Exercise:
Search the records below for the word "subtitle". Pull out each line that has it.

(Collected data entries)

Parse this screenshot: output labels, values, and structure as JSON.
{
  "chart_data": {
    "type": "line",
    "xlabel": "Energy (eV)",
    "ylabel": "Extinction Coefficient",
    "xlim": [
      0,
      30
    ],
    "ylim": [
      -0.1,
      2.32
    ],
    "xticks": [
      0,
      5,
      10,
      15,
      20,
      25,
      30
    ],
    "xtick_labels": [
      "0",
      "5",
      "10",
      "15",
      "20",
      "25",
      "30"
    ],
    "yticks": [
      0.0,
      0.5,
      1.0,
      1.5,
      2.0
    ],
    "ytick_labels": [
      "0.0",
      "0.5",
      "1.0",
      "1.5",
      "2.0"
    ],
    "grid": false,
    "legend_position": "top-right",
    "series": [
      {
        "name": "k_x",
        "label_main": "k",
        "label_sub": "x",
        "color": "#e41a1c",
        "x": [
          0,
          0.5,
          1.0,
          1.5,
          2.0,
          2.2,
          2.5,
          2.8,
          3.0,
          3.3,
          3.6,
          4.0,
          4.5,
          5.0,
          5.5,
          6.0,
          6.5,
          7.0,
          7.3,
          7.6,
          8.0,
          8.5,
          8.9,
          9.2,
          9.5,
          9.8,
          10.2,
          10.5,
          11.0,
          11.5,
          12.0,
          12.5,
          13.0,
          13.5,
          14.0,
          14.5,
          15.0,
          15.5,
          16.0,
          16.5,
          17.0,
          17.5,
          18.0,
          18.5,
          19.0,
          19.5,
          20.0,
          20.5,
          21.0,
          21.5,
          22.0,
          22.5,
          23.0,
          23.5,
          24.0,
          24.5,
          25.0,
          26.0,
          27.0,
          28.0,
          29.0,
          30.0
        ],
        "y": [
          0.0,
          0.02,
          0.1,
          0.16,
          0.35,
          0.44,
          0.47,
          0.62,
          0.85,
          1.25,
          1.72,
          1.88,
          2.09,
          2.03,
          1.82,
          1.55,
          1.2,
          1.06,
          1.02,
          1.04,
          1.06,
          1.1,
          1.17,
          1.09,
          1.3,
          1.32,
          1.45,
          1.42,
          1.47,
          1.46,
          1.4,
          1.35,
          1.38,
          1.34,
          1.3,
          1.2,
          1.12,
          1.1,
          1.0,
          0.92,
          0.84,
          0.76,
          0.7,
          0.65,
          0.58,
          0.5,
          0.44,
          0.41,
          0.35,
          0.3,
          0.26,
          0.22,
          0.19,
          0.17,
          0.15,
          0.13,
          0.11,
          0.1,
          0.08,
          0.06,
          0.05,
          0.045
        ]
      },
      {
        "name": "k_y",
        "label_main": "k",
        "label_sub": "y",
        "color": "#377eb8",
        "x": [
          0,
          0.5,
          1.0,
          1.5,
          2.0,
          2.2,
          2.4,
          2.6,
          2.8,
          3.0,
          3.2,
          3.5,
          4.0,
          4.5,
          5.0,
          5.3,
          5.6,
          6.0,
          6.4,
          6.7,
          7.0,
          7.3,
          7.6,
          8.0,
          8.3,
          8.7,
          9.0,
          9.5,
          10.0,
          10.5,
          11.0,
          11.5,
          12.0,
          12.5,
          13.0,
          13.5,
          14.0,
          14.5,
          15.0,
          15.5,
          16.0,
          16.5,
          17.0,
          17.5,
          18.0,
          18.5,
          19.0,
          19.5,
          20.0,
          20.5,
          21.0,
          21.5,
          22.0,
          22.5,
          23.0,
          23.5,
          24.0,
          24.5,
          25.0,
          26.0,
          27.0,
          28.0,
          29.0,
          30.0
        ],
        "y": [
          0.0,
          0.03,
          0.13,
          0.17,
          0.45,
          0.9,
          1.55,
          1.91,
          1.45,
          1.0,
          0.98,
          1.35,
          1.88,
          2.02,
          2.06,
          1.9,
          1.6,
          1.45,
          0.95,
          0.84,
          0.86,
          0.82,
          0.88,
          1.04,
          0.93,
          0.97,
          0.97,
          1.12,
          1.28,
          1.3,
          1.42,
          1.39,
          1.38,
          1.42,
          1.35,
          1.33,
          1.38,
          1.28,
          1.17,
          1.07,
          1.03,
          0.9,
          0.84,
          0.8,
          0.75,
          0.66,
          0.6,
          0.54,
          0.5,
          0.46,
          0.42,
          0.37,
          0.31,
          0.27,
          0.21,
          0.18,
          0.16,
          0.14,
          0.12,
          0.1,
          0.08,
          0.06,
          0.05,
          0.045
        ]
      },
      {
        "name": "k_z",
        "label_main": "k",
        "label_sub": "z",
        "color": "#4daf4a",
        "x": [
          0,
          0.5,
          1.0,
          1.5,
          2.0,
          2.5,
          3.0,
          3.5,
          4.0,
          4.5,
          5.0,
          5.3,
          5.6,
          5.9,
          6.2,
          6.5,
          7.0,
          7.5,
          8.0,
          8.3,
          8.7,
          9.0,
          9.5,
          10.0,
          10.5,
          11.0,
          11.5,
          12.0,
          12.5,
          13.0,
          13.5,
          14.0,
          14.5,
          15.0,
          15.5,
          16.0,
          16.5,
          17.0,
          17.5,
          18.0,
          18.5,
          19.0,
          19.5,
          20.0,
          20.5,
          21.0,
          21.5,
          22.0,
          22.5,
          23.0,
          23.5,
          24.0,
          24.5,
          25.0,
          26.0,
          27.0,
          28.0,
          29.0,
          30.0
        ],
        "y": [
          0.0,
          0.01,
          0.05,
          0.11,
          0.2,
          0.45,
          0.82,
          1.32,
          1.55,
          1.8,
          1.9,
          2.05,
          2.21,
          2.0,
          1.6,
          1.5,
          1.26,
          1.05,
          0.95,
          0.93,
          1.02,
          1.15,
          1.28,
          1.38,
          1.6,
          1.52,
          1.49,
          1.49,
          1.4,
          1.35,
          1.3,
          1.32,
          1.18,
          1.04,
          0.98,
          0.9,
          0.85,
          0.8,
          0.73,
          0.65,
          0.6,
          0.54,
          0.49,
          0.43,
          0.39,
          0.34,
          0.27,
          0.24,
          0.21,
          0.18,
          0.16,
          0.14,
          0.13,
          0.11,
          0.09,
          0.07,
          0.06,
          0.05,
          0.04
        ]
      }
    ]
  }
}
...
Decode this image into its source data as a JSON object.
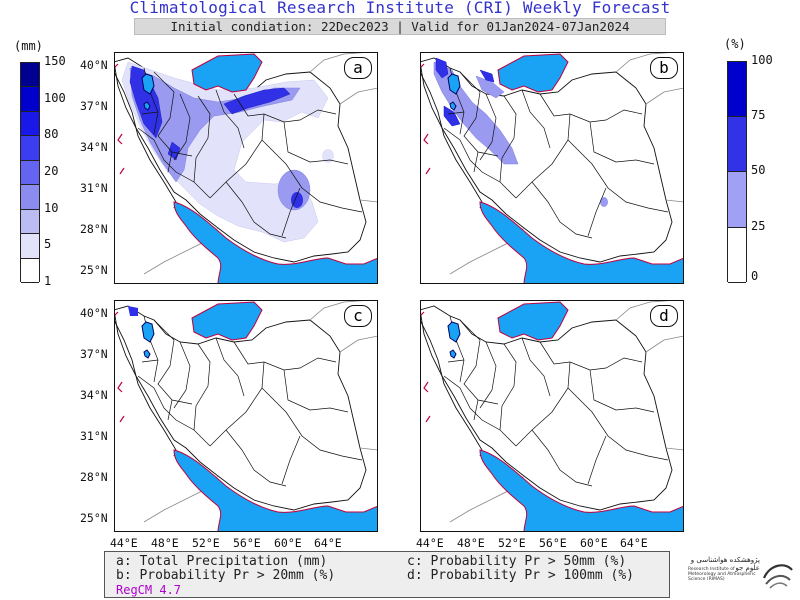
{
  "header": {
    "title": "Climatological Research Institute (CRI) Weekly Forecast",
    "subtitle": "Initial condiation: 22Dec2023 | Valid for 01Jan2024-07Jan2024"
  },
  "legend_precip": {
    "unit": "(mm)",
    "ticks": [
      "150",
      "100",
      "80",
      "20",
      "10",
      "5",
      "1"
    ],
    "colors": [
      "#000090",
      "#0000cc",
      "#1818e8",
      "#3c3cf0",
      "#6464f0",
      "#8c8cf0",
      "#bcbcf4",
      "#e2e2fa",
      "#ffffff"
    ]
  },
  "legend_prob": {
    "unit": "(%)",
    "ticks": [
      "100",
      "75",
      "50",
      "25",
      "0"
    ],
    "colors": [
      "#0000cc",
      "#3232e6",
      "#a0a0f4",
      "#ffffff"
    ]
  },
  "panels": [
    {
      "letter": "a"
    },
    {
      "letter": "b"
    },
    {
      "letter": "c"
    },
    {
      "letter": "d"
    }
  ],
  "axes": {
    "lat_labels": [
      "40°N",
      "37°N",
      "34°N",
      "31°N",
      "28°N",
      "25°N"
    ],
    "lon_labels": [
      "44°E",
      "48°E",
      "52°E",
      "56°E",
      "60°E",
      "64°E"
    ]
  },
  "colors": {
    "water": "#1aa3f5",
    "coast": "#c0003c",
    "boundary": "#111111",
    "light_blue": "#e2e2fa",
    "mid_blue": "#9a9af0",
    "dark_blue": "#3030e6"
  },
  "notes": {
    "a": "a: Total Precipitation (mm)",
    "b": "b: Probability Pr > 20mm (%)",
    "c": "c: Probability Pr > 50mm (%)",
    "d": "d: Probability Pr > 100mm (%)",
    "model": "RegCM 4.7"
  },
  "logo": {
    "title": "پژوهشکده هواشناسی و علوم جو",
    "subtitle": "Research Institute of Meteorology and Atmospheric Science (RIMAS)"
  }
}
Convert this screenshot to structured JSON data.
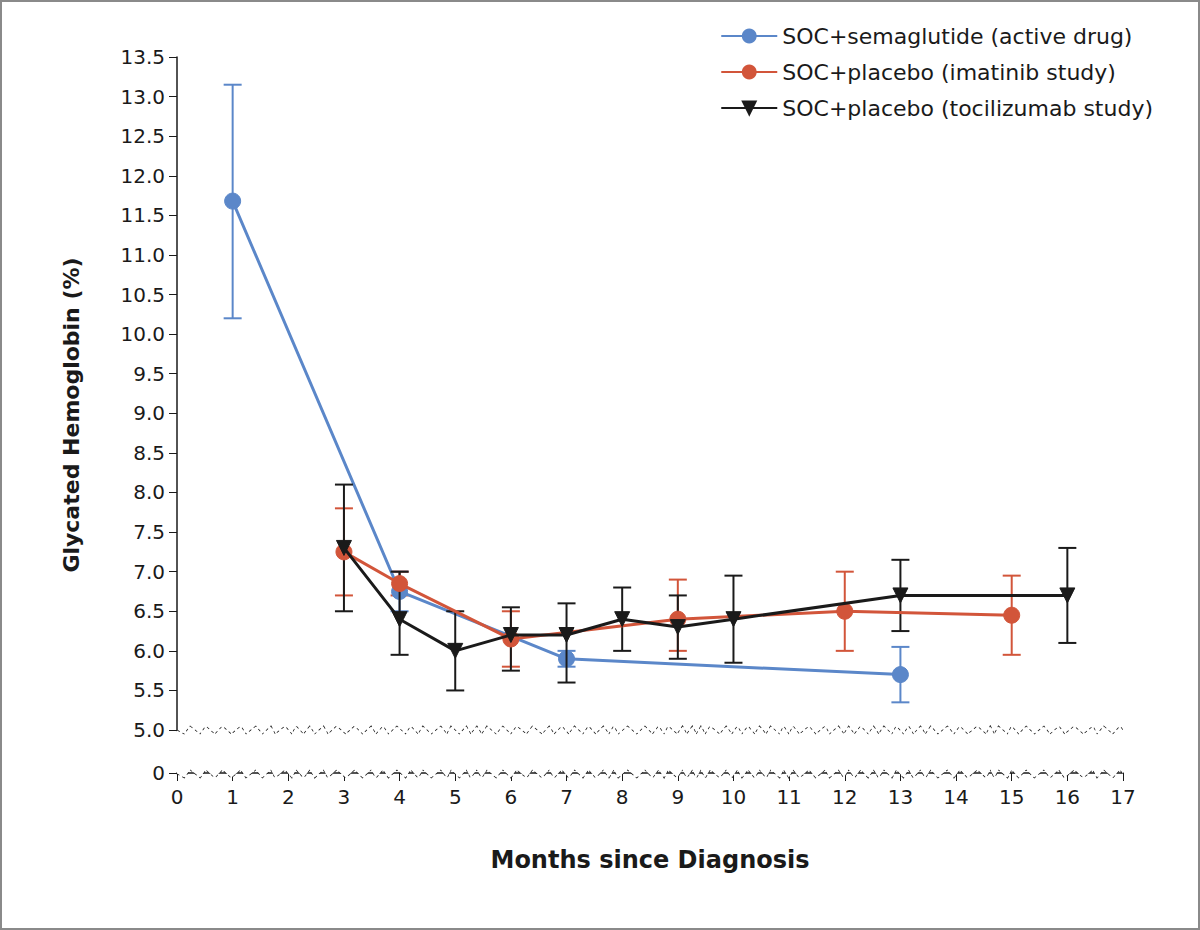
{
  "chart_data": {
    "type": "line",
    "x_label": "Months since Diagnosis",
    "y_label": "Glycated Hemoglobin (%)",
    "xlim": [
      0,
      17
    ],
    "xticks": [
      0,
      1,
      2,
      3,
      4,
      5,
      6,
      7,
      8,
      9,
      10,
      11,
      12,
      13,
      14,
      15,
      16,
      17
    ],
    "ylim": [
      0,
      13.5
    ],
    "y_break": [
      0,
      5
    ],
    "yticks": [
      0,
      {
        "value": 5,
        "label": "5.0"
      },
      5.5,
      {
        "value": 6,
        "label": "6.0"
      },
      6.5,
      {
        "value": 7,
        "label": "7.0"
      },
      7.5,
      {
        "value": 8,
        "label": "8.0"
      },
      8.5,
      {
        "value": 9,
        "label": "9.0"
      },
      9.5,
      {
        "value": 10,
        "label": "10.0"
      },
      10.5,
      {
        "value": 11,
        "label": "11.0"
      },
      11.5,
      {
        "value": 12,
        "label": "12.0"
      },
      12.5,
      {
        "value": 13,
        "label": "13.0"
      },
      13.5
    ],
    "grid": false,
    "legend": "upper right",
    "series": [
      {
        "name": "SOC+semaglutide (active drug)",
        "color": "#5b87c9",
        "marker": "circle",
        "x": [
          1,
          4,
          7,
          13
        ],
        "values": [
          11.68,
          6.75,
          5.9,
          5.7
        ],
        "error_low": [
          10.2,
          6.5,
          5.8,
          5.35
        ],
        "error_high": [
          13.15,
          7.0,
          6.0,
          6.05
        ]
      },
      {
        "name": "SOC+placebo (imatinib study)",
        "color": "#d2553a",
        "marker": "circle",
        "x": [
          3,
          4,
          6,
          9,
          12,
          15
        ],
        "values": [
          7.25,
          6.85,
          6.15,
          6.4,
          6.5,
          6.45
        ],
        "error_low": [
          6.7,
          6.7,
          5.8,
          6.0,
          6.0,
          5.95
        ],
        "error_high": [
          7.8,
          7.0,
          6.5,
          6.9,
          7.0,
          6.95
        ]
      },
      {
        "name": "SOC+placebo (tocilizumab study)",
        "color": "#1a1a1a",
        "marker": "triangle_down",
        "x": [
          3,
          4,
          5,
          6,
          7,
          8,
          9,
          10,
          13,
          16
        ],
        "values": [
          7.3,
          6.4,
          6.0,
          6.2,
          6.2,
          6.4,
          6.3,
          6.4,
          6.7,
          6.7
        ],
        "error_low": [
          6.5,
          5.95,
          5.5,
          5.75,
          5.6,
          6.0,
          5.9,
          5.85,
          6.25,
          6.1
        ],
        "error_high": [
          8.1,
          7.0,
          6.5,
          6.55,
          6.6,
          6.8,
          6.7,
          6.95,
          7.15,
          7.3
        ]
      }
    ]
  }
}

Answer to the exercise:
    "subtitle": "Initial condiation: 22Dec2023 | Valid for 01Jan2024-07Jan2024"
    "subtitle": "Research Institute of Meteorology and Atmospheric Science (RIMAS)"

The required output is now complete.